What is needed => Where in the records does the word "dari" occur? Copy each line in which it does.

Input =>
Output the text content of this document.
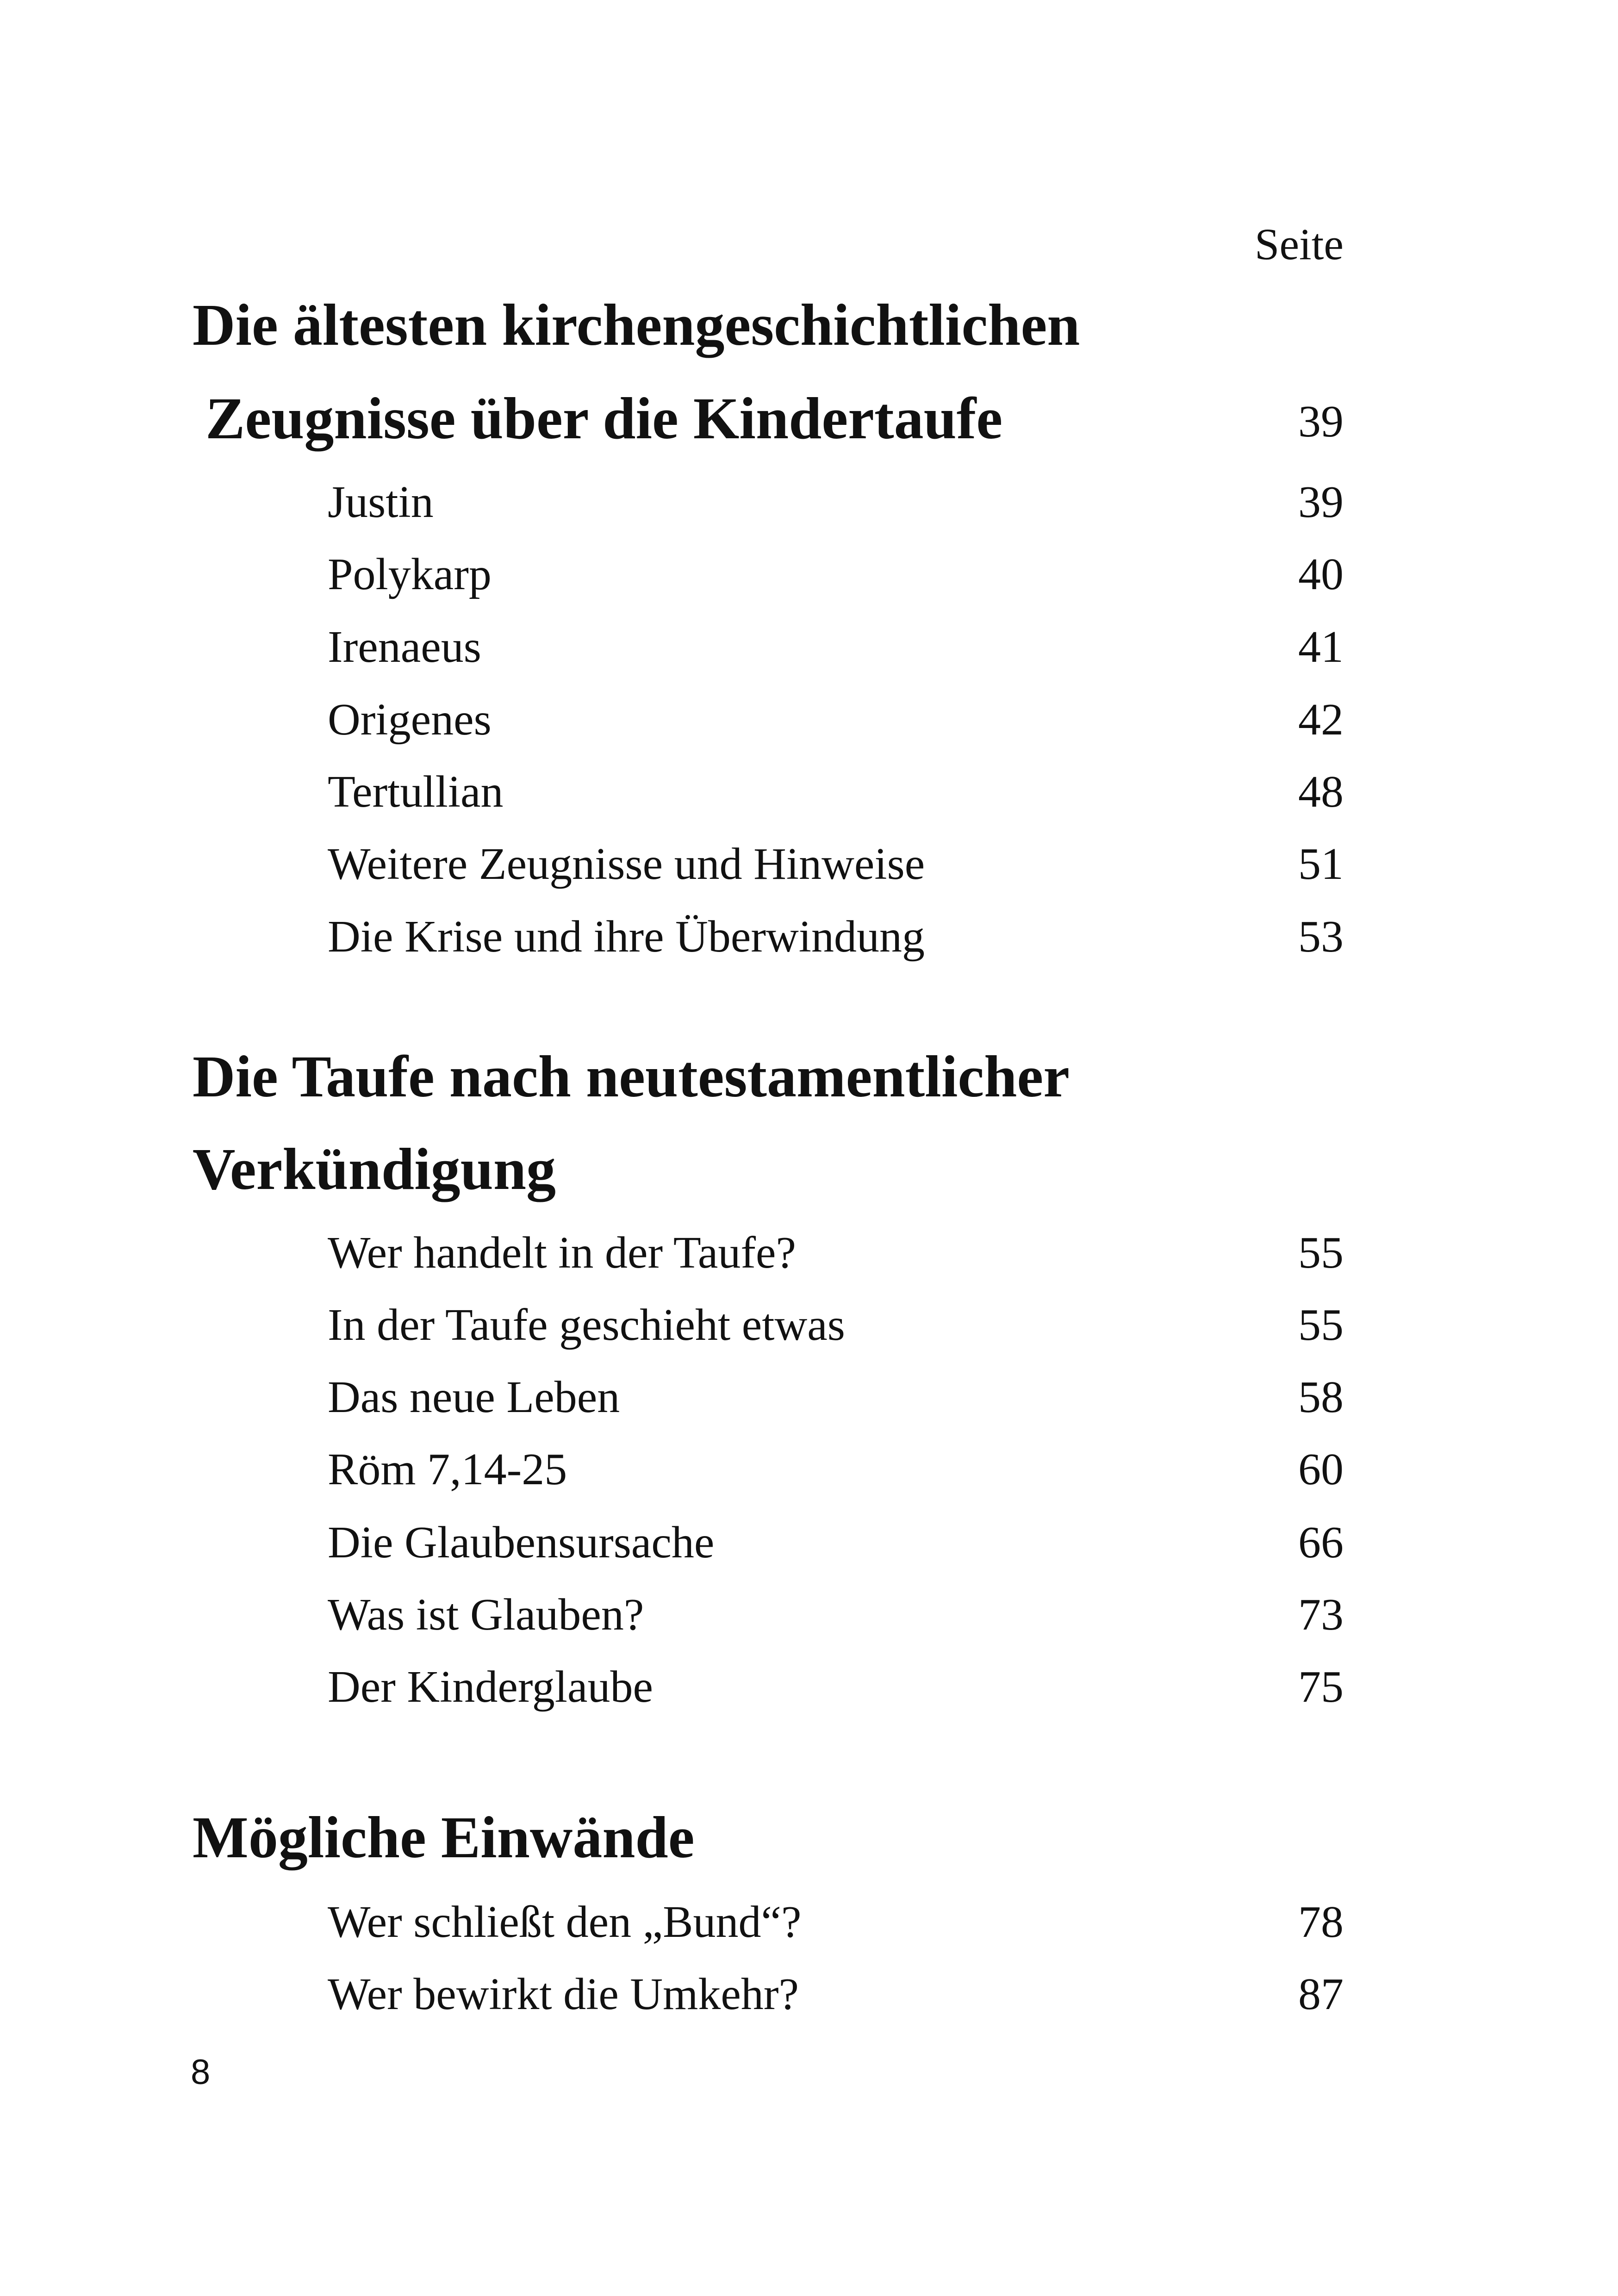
Seite
Die ältesten kirchengeschichtlichen
Zeugnisse über die Kindertaufe	39
Justin	39
Polykarp	40
Irenaeus	41
Origenes	42
Tertullian	48
Weitere Zeugnisse und Hinweise	51
Die Krise und ihre Überwindung	53
Die Taufe nach neutestamentlicher
Verkündigung
Wer handelt in der Taufe?	55
In der Taufe geschieht etwas	55
Das neue Leben	58
Röm 7,14-25	60
Die Glaubensursache	66
Was ist Glauben?	73
Der Kinderglaube	75
Mögliche Einwände
Wer schließt den „Bund“?	78
Wer bewirkt die Umkehr?	87
8
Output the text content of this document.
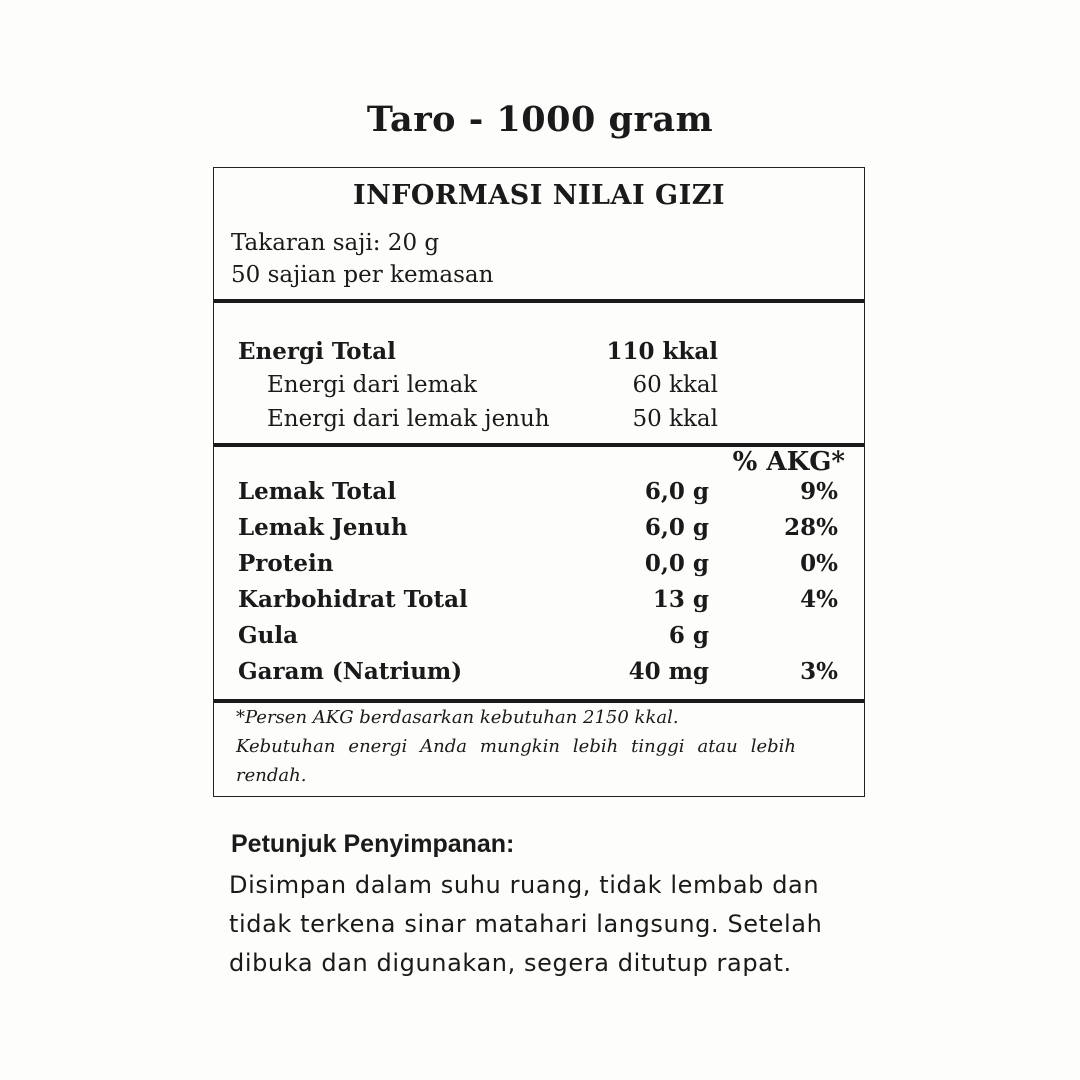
Taro - 1000 gram
INFORMASI NILAI GIZI
Takaran saji: 20 g
50 sajian per kemasan
Energi Total	110 kkal
Energi dari lemak	60 kkal
Energi dari lemak jenuh	50 kkal
% AKG*
Lemak Total	6,0 g	9%
Lemak Jenuh	6,0 g	28%
Protein	0,0 g	0%
Karbohidrat Total	13 g	4%
Gula	6 g
Garam (Natrium)	40 mg	3%
*Persen AKG berdasarkan kebutuhan 2150 kkal.
Kebutuhan energi Anda mungkin lebih tinggi atau lebih
rendah.
Petunjuk Penyimpanan:
Disimpan dalam suhu ruang, tidak lembab dan
tidak terkena sinar matahari langsung. Setelah
dibuka dan digunakan, segera ditutup rapat.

Response =>
Energi dari lemak	60 kkal
Energi dari lemak jenuh	50 kkal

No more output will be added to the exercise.